> [Provided entries]:
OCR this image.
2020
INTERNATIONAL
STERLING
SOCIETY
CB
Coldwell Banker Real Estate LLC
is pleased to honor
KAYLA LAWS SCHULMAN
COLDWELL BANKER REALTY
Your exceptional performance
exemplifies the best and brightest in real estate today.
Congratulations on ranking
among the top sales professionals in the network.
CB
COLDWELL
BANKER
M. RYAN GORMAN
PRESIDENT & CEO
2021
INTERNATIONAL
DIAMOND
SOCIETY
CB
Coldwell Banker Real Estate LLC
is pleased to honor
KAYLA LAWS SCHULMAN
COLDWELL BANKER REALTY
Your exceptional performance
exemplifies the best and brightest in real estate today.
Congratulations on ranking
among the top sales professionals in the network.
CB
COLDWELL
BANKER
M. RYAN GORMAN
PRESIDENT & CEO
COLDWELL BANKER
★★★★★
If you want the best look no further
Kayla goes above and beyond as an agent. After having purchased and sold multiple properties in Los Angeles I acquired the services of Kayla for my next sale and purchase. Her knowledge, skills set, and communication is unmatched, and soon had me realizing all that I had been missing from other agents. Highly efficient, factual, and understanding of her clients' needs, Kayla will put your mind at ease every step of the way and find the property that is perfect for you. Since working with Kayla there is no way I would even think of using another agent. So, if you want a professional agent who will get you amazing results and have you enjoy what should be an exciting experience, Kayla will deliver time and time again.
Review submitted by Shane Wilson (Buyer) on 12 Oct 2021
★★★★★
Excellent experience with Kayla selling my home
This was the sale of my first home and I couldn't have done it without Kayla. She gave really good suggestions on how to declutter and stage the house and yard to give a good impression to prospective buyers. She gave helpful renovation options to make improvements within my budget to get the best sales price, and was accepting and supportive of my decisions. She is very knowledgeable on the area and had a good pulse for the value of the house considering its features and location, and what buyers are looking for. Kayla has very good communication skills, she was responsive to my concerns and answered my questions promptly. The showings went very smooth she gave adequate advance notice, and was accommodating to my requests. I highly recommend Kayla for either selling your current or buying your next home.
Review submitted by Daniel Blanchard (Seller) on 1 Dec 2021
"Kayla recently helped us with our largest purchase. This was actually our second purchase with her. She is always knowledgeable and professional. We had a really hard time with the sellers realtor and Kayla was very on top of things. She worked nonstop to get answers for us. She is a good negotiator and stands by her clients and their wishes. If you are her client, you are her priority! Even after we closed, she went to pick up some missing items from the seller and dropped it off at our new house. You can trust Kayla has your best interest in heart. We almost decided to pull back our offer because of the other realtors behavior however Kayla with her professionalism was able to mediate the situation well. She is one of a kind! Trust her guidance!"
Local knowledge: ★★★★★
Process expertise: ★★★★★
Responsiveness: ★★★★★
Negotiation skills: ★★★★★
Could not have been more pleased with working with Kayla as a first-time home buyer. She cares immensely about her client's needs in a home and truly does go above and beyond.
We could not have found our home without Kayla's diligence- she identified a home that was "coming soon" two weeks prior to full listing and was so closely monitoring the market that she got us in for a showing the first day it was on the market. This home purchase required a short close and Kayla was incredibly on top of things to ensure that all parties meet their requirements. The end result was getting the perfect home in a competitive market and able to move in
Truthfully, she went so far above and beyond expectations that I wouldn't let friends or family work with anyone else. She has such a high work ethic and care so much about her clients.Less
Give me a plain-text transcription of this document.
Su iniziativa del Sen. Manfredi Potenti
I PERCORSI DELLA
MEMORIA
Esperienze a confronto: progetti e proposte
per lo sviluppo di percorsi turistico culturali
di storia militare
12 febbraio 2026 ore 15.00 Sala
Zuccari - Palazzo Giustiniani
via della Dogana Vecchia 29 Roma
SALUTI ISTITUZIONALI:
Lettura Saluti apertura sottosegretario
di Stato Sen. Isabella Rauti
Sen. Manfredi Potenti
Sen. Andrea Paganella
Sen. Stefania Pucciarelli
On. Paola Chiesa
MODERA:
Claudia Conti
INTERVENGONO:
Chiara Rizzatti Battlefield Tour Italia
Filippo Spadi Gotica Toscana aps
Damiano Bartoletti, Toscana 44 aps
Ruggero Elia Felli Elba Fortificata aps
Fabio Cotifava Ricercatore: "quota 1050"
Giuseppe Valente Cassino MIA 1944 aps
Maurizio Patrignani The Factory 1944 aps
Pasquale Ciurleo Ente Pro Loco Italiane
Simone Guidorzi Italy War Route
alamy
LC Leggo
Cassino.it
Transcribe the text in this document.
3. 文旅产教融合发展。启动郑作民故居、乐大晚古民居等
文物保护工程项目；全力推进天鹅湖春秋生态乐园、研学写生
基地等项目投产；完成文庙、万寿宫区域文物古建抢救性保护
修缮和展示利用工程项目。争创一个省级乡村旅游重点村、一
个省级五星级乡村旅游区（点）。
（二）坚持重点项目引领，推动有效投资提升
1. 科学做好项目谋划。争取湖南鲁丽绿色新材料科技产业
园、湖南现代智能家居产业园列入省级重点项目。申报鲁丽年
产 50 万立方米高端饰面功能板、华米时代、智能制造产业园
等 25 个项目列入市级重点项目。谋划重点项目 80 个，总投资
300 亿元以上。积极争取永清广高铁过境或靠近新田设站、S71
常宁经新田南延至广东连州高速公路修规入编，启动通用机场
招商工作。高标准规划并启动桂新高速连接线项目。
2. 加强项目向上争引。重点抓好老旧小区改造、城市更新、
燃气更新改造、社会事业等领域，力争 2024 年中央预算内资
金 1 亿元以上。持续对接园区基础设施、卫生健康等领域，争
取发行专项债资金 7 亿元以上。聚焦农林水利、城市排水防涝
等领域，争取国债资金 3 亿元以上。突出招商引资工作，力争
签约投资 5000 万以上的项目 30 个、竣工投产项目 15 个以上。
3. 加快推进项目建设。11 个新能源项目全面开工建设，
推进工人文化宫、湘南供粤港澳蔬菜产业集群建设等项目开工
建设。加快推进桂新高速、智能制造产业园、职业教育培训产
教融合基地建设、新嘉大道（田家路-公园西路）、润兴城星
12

> [Problem statement]: Find the word "beyond" in the data and show each line that holds it.

> [Written response]:
Kayla goes above and beyond as an agent. After having purchased and sold multiple properties in Los Angeles I acquired the services of Kayla for my next sale and purchase. Her knowledge, skills set, and communication is unmatched, and soon had me realizing all that I had been missing from other agents. Highly efficient, factual, and understanding of her clients' needs, Kayla will put your mind at ease every step of the way and find the property that is perfect for you. Since working with Kayla there is no way I would even think of using another agent. So, if you want a professional agent who will get you amazing results and have you enjoy what should be an exciting experience, Kayla will deliver time and time again.
Could not have been more pleased with working with Kayla as a first-time home buyer. She cares immensely about her client's needs in a home and truly does go above and beyond.
Truthfully, she went so far above and beyond expectations that I wouldn't let friends or family work with anyone else. She has such a high work ethic and care so much about her clients.Less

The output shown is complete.